# [Exercise aim]
For each line below that includes the word "profile", make a copy.

# [Records for the task]

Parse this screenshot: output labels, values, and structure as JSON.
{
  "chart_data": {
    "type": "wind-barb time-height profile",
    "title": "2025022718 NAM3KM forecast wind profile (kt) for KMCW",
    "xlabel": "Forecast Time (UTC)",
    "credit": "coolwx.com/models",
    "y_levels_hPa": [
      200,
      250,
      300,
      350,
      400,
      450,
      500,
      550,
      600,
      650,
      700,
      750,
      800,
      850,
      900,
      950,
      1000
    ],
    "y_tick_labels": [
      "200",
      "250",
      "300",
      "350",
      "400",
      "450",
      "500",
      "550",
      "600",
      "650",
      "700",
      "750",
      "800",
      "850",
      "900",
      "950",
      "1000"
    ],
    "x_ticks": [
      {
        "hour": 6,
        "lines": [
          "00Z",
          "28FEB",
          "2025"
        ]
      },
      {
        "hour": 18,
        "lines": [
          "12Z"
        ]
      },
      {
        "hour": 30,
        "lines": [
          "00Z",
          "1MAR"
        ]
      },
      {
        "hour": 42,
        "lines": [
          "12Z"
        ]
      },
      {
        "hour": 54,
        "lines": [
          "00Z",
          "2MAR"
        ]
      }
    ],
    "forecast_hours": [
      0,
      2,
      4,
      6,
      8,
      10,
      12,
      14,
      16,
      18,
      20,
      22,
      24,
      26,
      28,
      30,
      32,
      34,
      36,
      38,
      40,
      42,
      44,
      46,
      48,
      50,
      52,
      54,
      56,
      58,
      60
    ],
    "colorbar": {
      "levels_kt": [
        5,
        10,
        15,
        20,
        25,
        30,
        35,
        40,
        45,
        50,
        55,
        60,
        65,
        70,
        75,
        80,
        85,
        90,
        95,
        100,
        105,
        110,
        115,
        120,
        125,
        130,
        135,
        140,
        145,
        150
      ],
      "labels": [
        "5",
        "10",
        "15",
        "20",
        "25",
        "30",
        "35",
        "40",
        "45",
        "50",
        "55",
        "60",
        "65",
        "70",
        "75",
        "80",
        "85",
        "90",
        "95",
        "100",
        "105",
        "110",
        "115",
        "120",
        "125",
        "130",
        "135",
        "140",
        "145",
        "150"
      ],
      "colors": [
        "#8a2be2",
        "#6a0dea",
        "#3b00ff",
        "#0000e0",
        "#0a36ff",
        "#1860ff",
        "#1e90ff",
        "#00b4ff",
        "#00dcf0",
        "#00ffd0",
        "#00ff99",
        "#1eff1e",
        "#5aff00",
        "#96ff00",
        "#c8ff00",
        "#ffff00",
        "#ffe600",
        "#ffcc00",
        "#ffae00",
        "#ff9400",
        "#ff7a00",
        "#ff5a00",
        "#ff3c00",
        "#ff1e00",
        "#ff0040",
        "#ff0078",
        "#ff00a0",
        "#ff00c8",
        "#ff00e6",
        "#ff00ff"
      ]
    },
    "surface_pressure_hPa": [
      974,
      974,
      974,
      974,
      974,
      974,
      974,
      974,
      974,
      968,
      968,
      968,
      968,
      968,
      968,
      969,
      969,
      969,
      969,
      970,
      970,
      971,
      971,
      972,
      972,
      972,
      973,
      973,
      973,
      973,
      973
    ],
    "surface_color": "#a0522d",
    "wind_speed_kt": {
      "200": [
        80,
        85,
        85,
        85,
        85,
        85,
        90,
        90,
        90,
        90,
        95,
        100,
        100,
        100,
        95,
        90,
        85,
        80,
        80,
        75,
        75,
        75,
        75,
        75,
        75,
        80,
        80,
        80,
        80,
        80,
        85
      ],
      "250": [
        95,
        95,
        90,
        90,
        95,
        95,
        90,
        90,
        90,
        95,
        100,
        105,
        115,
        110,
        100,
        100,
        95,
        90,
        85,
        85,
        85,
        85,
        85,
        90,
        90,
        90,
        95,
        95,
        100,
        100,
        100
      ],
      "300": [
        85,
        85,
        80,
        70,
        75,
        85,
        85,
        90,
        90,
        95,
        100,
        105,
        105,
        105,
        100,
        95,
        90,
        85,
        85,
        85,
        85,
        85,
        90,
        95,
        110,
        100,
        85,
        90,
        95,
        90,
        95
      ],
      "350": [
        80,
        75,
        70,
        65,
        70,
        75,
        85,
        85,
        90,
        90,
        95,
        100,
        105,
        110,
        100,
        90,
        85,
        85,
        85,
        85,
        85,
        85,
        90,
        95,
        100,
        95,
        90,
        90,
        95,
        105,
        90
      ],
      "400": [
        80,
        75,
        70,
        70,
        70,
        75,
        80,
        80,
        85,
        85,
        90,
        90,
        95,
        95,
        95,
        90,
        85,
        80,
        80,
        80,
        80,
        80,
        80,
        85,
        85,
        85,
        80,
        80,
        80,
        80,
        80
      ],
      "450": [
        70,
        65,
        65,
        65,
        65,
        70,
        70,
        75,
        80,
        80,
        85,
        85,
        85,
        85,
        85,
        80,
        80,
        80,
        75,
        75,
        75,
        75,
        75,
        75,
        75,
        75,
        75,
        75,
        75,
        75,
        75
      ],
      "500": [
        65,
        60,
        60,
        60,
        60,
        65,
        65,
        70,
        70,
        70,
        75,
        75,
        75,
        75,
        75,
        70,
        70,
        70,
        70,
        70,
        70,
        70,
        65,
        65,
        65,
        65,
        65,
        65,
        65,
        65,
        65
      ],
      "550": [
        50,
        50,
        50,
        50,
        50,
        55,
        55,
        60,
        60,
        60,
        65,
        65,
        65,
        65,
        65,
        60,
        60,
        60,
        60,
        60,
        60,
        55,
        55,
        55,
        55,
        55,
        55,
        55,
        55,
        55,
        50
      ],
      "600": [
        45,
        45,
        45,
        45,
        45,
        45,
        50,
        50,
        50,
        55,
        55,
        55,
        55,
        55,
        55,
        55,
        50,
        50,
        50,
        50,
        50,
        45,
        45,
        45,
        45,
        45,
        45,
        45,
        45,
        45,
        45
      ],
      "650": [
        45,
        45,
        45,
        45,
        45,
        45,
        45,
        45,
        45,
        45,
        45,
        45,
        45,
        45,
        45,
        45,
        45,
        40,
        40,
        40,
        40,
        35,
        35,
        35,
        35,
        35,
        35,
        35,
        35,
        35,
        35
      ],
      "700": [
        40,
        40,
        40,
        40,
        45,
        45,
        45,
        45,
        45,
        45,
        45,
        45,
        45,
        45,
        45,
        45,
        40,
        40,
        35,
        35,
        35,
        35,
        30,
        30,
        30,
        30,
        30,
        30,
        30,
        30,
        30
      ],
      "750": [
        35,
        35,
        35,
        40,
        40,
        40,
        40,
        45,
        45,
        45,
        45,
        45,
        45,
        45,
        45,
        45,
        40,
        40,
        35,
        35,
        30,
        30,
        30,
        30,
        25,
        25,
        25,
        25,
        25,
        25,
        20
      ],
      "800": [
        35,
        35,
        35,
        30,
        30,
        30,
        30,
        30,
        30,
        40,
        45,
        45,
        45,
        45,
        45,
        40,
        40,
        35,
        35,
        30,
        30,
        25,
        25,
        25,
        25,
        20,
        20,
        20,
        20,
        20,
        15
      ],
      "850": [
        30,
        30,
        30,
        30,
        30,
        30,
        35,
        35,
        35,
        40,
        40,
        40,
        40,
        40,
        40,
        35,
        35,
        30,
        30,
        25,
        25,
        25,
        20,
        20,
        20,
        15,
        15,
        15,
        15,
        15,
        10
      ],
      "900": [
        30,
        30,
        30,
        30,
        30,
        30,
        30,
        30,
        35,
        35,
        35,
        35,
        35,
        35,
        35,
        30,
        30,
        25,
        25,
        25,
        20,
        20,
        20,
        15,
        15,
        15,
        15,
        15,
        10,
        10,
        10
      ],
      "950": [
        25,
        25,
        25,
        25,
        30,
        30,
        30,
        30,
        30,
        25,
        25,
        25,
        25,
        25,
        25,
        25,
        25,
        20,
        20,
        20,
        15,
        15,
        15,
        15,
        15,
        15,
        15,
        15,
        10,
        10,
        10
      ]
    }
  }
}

# [Right answer]
    "type": "wind-barb time-height profile",
    "title": "2025022718 NAM3KM forecast wind profile (kt) for KMCW",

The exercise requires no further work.